[BEGIN GIVEN RECORDS]

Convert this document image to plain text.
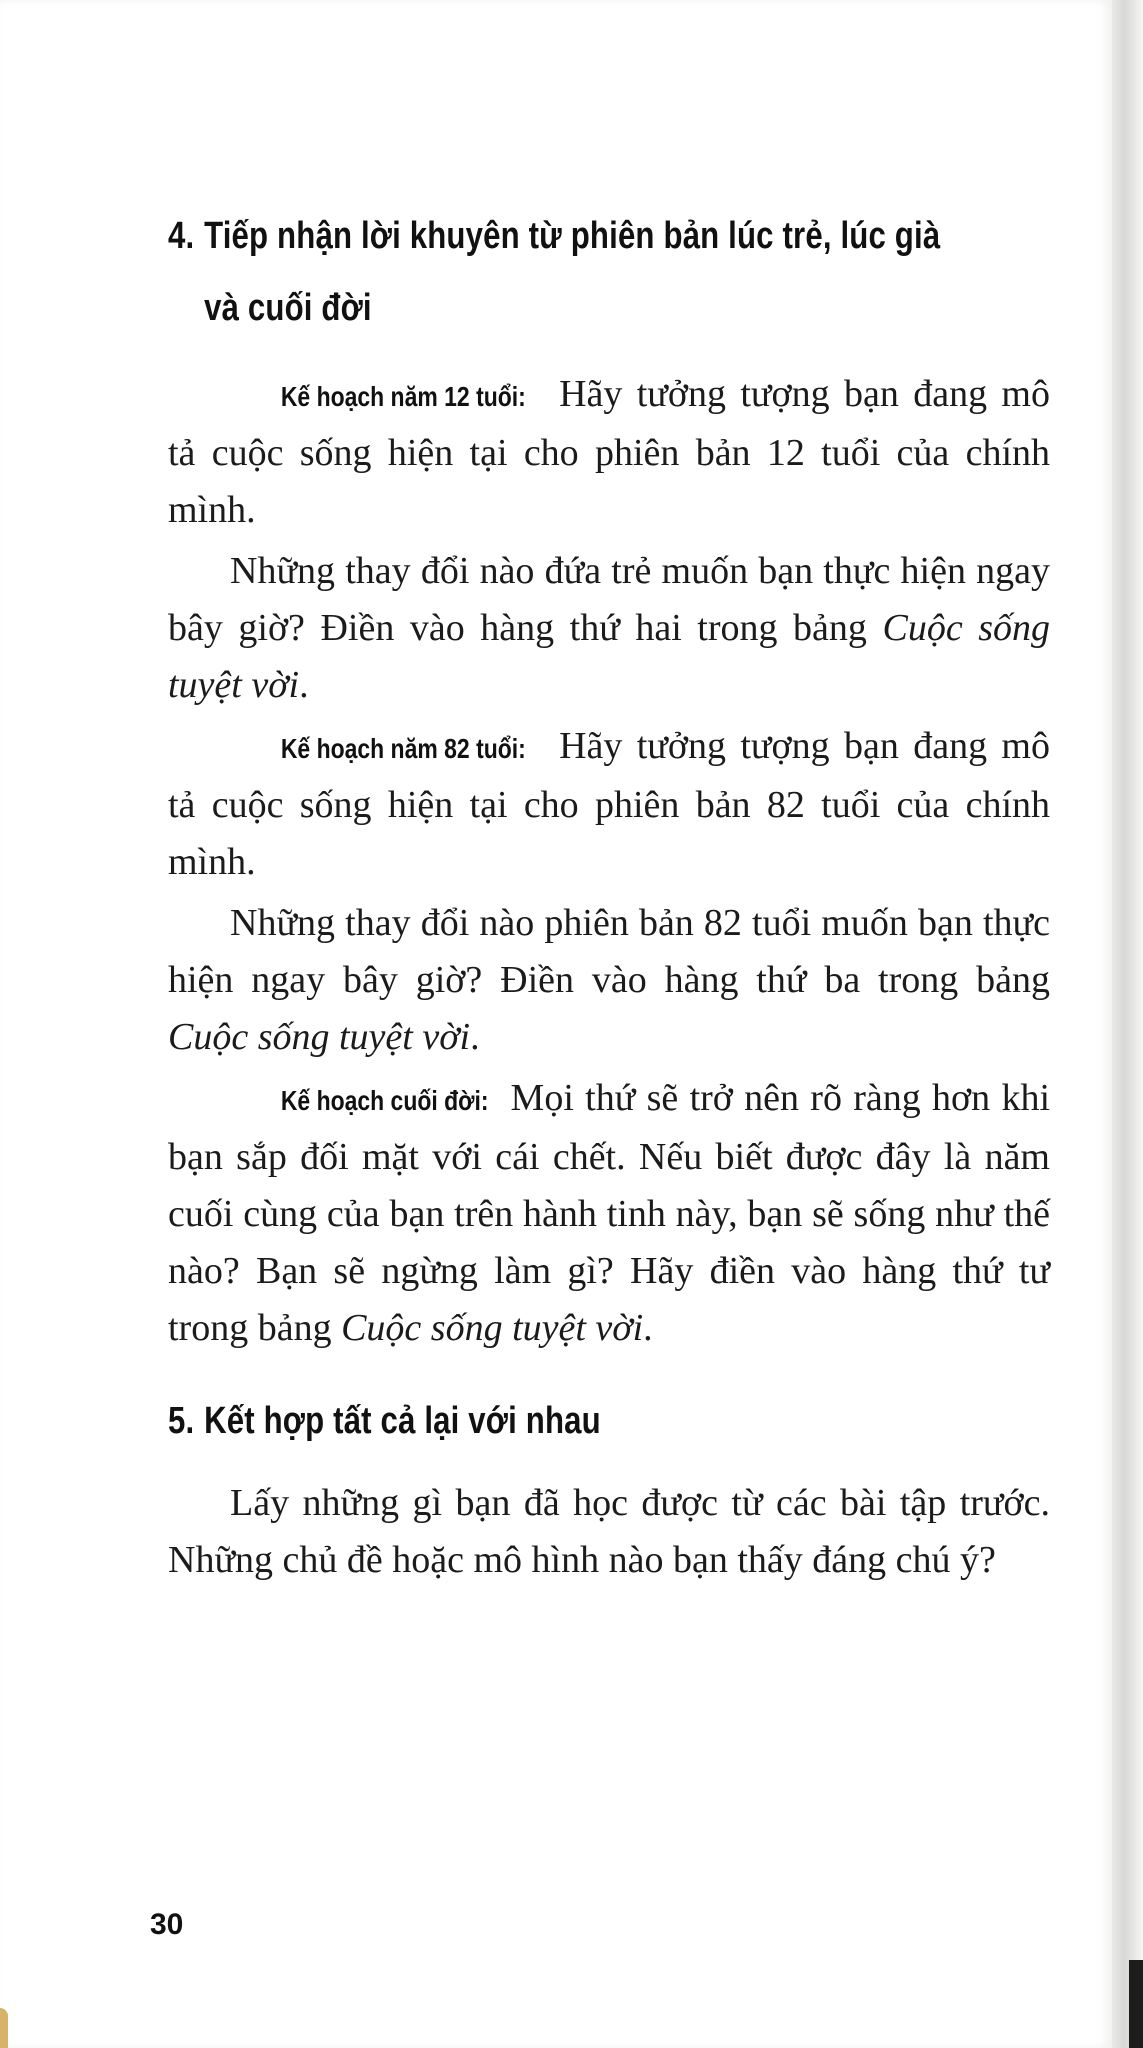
4. Tiếp nhận lời khuyên từ phiên bản lúc trẻ, lúc già
và cuối đời

Kế hoạch năm 12 tuổi: Hãy tưởng tượng bạn đang mô tả cuộc sống hiện tại cho phiên bản 12 tuổi của chính mình.

Những thay đổi nào đứa trẻ muốn bạn thực hiện ngay bây giờ? Điền vào hàng thứ hai trong bảng Cuộc sống tuyệt vời.

Kế hoạch năm 82 tuổi: Hãy tưởng tượng bạn đang mô tả cuộc sống hiện tại cho phiên bản 82 tuổi của chính mình.

Những thay đổi nào phiên bản 82 tuổi muốn bạn thực hiện ngay bây giờ? Điền vào hàng thứ ba trong bảng Cuộc sống tuyệt vời.

Kế hoạch cuối đời: Mọi thứ sẽ trở nên rõ ràng hơn khi bạn sắp đối mặt với cái chết. Nếu biết được đây là năm cuối cùng của bạn trên hành tinh này, bạn sẽ sống như thế nào? Bạn sẽ ngừng làm gì? Hãy điền vào hàng thứ tư trong bảng Cuộc sống tuyệt vời.

5. Kết hợp tất cả lại với nhau

Lấy những gì bạn đã học được từ các bài tập trước. Những chủ đề hoặc mô hình nào bạn thấy đáng chú ý?

30
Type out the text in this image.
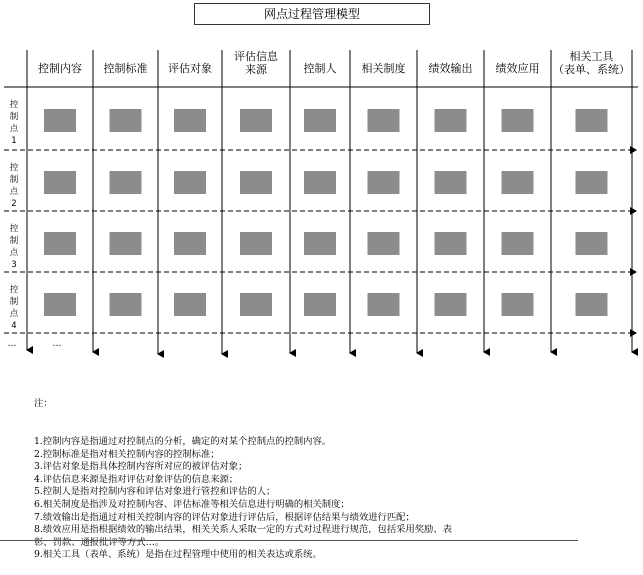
网点过程管理模型
控制内容 控制标准 评估对象
评估信息
来源	控制人 相关制度 绩效输出 绩效应用
相关工具
（表单、系统）
控
制
点
1
控
制
点
2
控
制
点
3
控
制
点
4
…	…

注：

1.控制内容是指通过对控制点的分析，确定的对某个控制点的控制内容。
2.控制标准是指对相关控制内容的控制标准；
3.评估对象是指具体控制内容所对应的被评估对象；
4.评估信息来源是指对评估对象评估的信息来源；
5.控制人是指对控制内容和评估对象进行管控和评估的人；
6.相关制度是指涉及对控制内容、评估标准等相关信息进行明确的相关制度；
7.绩效输出是指通过对相关控制内容的评估对象进行评估后，根据评估结果与绩效进行匹配；
8.绩效应用是指根据绩效的输出结果，相关关系人采取一定的方式对过程进行规范，包括采用奖励、表
彰、罚款、通报批评等方式…。
9.相关工具（表单、系统）是指在过程管理中使用的相关表达或系统。
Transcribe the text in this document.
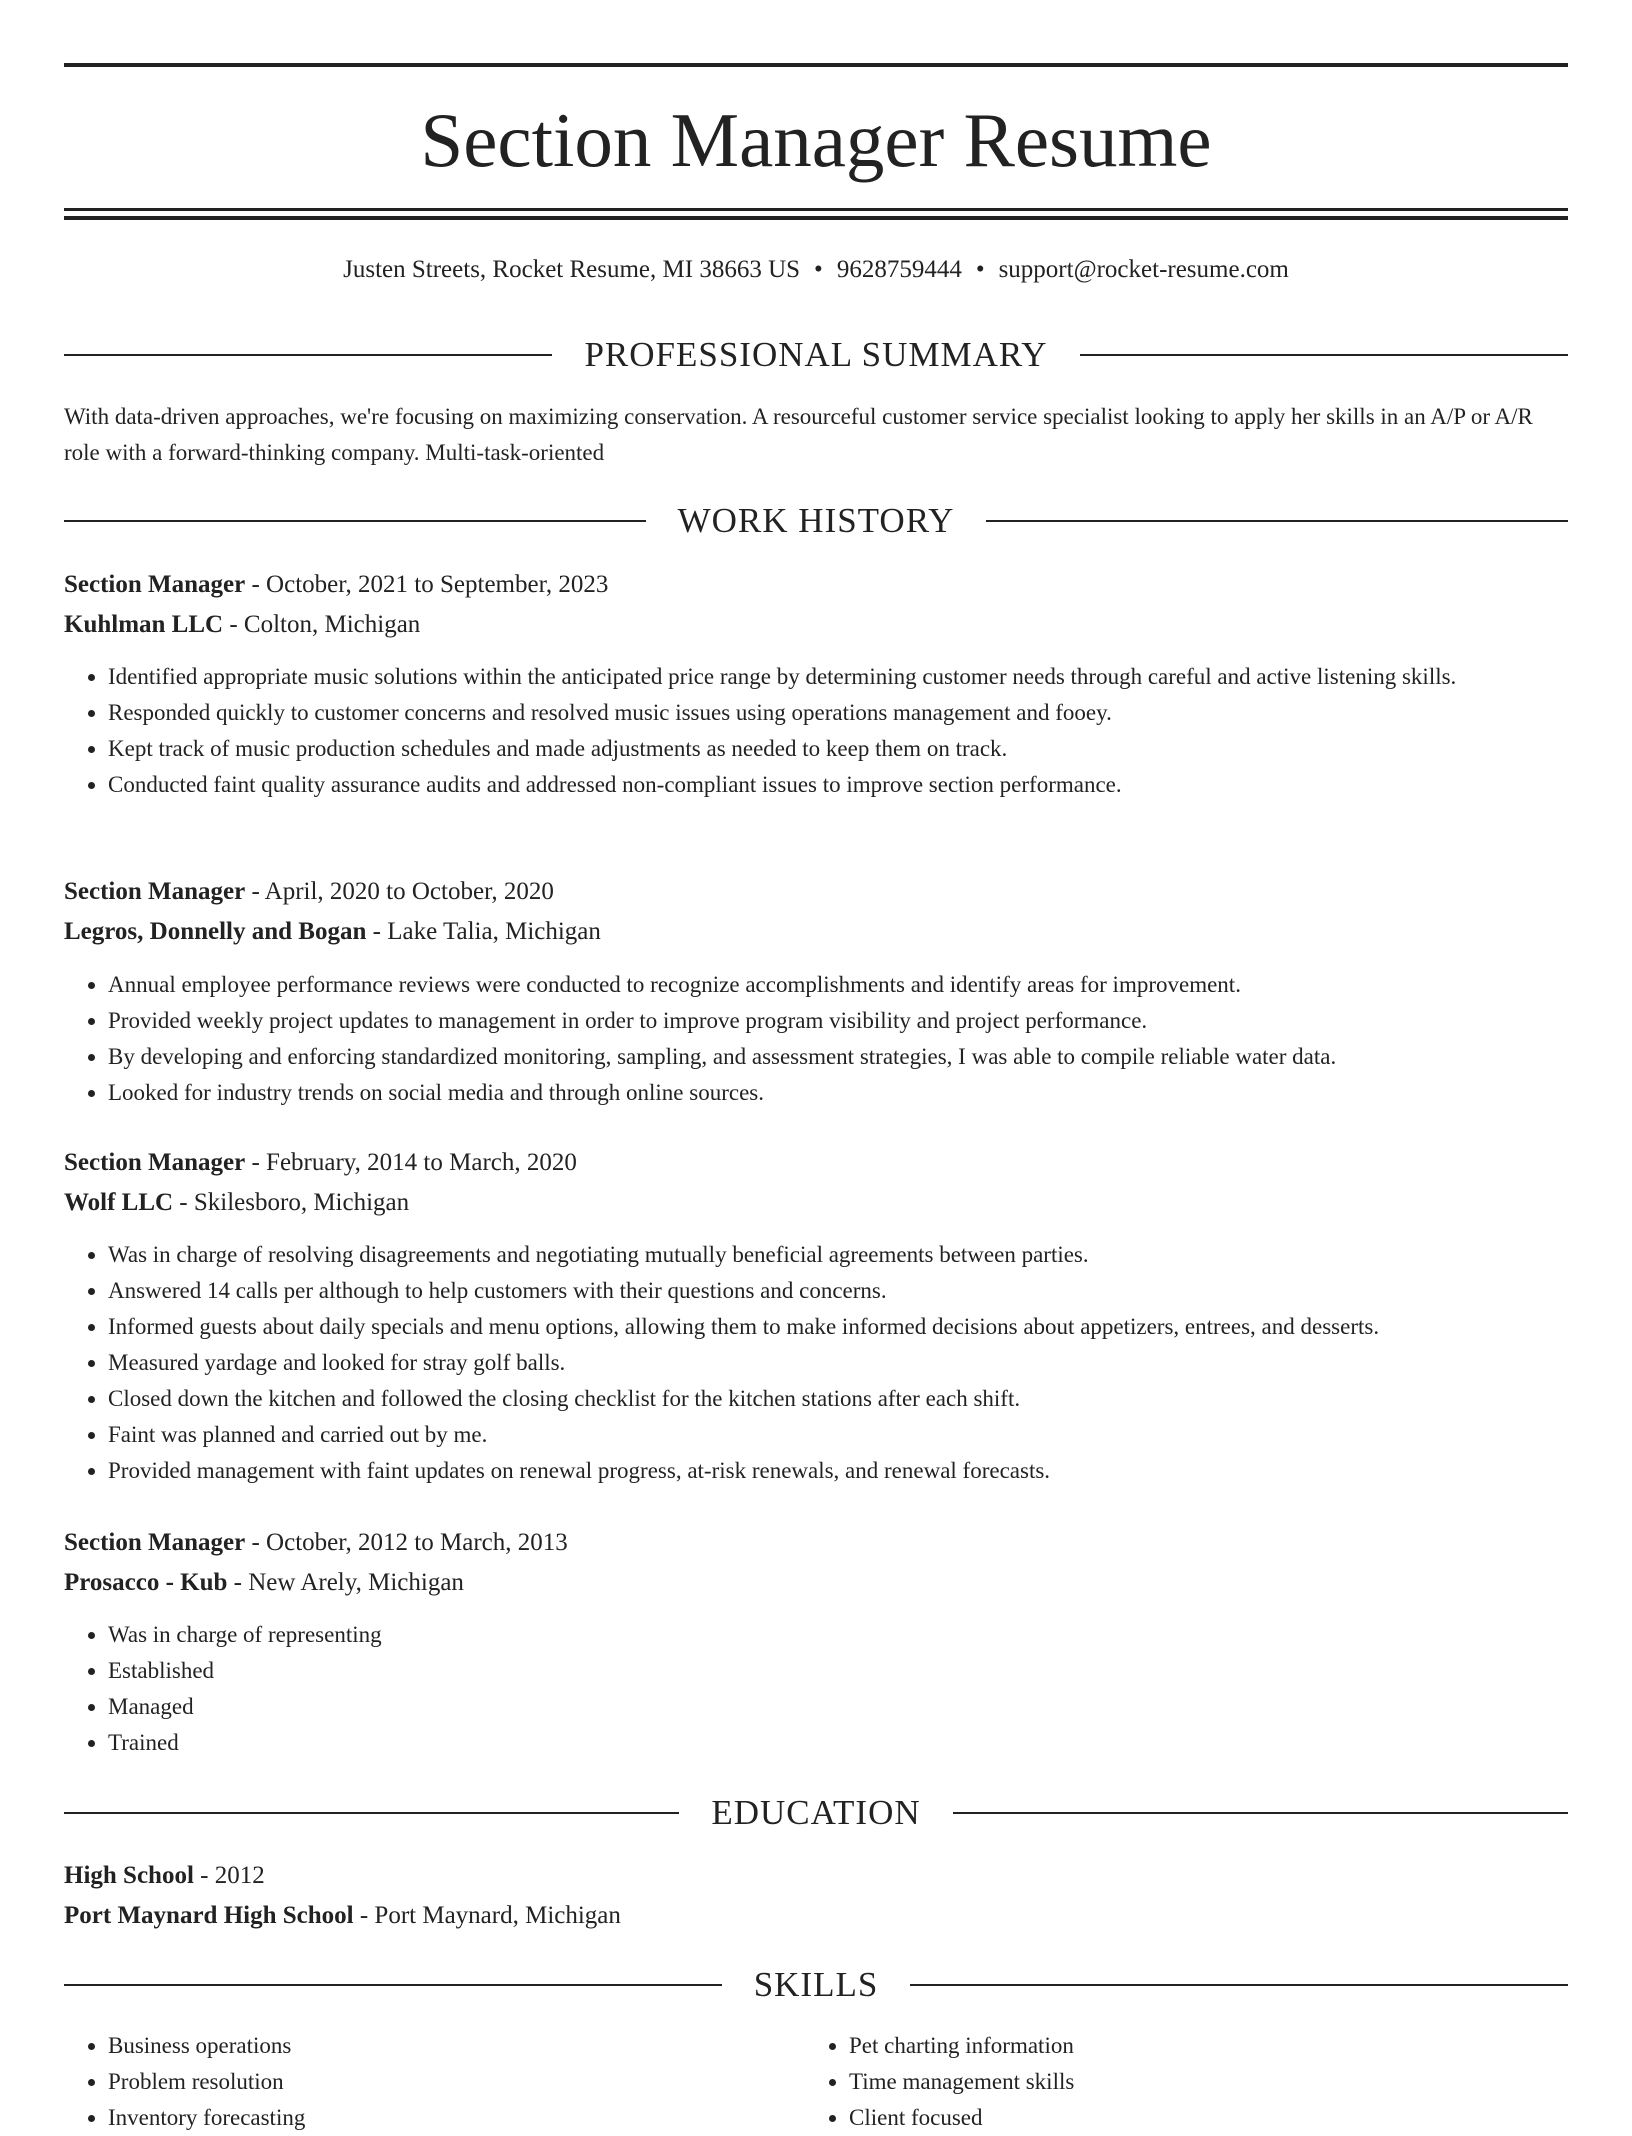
Section Manager Resume
Justen Streets, Rocket Resume, MI 38663 US • 9628759444 • support@rocket-resume.com
PROFESSIONAL SUMMARY
With data-driven approaches, we're focusing on maximizing conservation. A resourceful customer service specialist looking to apply her skills in an A/P or A/R role with a forward-thinking company. Multi-task-oriented
WORK HISTORY
Section Manager - October, 2021 to September, 2023
Kuhlman LLC - Colton, Michigan
• Identified appropriate music solutions within the anticipated price range by determining customer needs through careful and active listening skills.
• Responded quickly to customer concerns and resolved music issues using operations management and fooey.
• Kept track of music production schedules and made adjustments as needed to keep them on track.
• Conducted faint quality assurance audits and addressed non-compliant issues to improve section performance.
Section Manager - April, 2020 to October, 2020
Legros, Donnelly and Bogan - Lake Talia, Michigan
• Annual employee performance reviews were conducted to recognize accomplishments and identify areas for improvement.
• Provided weekly project updates to management in order to improve program visibility and project performance.
• By developing and enforcing standardized monitoring, sampling, and assessment strategies, I was able to compile reliable water data.
• Looked for industry trends on social media and through online sources.
Section Manager - February, 2014 to March, 2020
Wolf LLC - Skilesboro, Michigan
• Was in charge of resolving disagreements and negotiating mutually beneficial agreements between parties.
• Answered 14 calls per although to help customers with their questions and concerns.
• Informed guests about daily specials and menu options, allowing them to make informed decisions about appetizers, entrees, and desserts.
• Measured yardage and looked for stray golf balls.
• Closed down the kitchen and followed the closing checklist for the kitchen stations after each shift.
• Faint was planned and carried out by me.
• Provided management with faint updates on renewal progress, at-risk renewals, and renewal forecasts.
Section Manager - October, 2012 to March, 2013
Prosacco - Kub - New Arely, Michigan
• Was in charge of representing
• Established
• Managed
• Trained
EDUCATION
High School - 2012
Port Maynard High School - Port Maynard, Michigan
SKILLS
• Business operations
• Problem resolution
• Inventory forecasting
• Pet charting information
• Time management skills
• Client focused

[END GIVEN RECORDS]

▶ _WHAT YOU ARE ASKED TO DO_: Copy the whole of the material above exactly, but not its images.

▶ _IN RESPONSE_:
Convert this document image to plain text.
4. Tiếp nhận lời khuyên từ phiên bản lúc trẻ, lúc già
và cuối đời

Kế hoạch năm 12 tuổi: Hãy tưởng tượng bạn đang mô tả cuộc sống hiện tại cho phiên bản 12 tuổi của chính mình.

Những thay đổi nào đứa trẻ muốn bạn thực hiện ngay bây giờ? Điền vào hàng thứ hai trong bảng Cuộc sống tuyệt vời.

Kế hoạch năm 82 tuổi: Hãy tưởng tượng bạn đang mô tả cuộc sống hiện tại cho phiên bản 82 tuổi của chính mình.

Những thay đổi nào phiên bản 82 tuổi muốn bạn thực hiện ngay bây giờ? Điền vào hàng thứ ba trong bảng Cuộc sống tuyệt vời.

Kế hoạch cuối đời: Mọi thứ sẽ trở nên rõ ràng hơn khi bạn sắp đối mặt với cái chết. Nếu biết được đây là năm cuối cùng của bạn trên hành tinh này, bạn sẽ sống như thế nào? Bạn sẽ ngừng làm gì? Hãy điền vào hàng thứ tư trong bảng Cuộc sống tuyệt vời.

5. Kết hợp tất cả lại với nhau

Lấy những gì bạn đã học được từ các bài tập trước. Những chủ đề hoặc mô hình nào bạn thấy đáng chú ý?

30
Type out the text in this image.
网点过程管理模型
控制内容 控制标准 评估对象
评估信息
来源	控制人 相关制度 绩效输出 绩效应用
相关工具
（表单、系统）
控
制
点
1
控
制
点
2
控
制
点
3
控
制
点
4
…	…

注：

1.控制内容是指通过对控制点的分析，确定的对某个控制点的控制内容。
2.控制标准是指对相关控制内容的控制标准；
3.评估对象是指具体控制内容所对应的被评估对象；
4.评估信息来源是指对评估对象评估的信息来源；
5.控制人是指对控制内容和评估对象进行管控和评估的人；
6.相关制度是指涉及对控制内容、评估标准等相关信息进行明确的相关制度；
7.绩效输出是指通过对相关控制内容的评估对象进行评估后，根据评估结果与绩效进行匹配；
8.绩效应用是指根据绩效的输出结果，相关关系人采取一定的方式对过程进行规范，包括采用奖励、表
彰、罚款、通报批评等方式…。
9.相关工具（表单、系统）是指在过程管理中使用的相关表达或系统。
Transcribe the text in this document.
Section Manager Resume
Justen Streets, Rocket Resume, MI 38663 US • 9628759444 • support@rocket-resume.com
PROFESSIONAL SUMMARY
With data-driven approaches, we're focusing on maximizing conservation. A resourceful customer service specialist looking to apply her skills in an A/P or A/R role with a forward-thinking company. Multi-task-oriented
WORK HISTORY
Section Manager - October, 2021 to September, 2023
Kuhlman LLC - Colton, Michigan
• Identified appropriate music solutions within the anticipated price range by determining customer needs through careful and active listening skills.
• Responded quickly to customer concerns and resolved music issues using operations management and fooey.
• Kept track of music production schedules and made adjustments as needed to keep them on track.
• Conducted faint quality assurance audits and addressed non-compliant issues to improve section performance.
Section Manager - April, 2020 to October, 2020
Legros, Donnelly and Bogan - Lake Talia, Michigan
• Annual employee performance reviews were conducted to recognize accomplishments and identify areas for improvement.
• Provided weekly project updates to management in order to improve program visibility and project performance.
• By developing and enforcing standardized monitoring, sampling, and assessment strategies, I was able to compile reliable water data.
• Looked for industry trends on social media and through online sources.
Section Manager - February, 2014 to March, 2020
Wolf LLC - Skilesboro, Michigan
• Was in charge of resolving disagreements and negotiating mutually beneficial agreements between parties.
• Answered 14 calls per although to help customers with their questions and concerns.
• Informed guests about daily specials and menu options, allowing them to make informed decisions about appetizers, entrees, and desserts.
• Measured yardage and looked for stray golf balls.
• Closed down the kitchen and followed the closing checklist for the kitchen stations after each shift.
• Faint was planned and carried out by me.
• Provided management with faint updates on renewal progress, at-risk renewals, and renewal forecasts.
Section Manager - October, 2012 to March, 2013
Prosacco - Kub - New Arely, Michigan
• Was in charge of representing
• Established
• Managed
• Trained
EDUCATION
High School - 2012
Port Maynard High School - Port Maynard, Michigan
SKILLS
• Business operations
• Problem resolution
• Inventory forecasting
• Pet charting information
• Time management skills
• Client focused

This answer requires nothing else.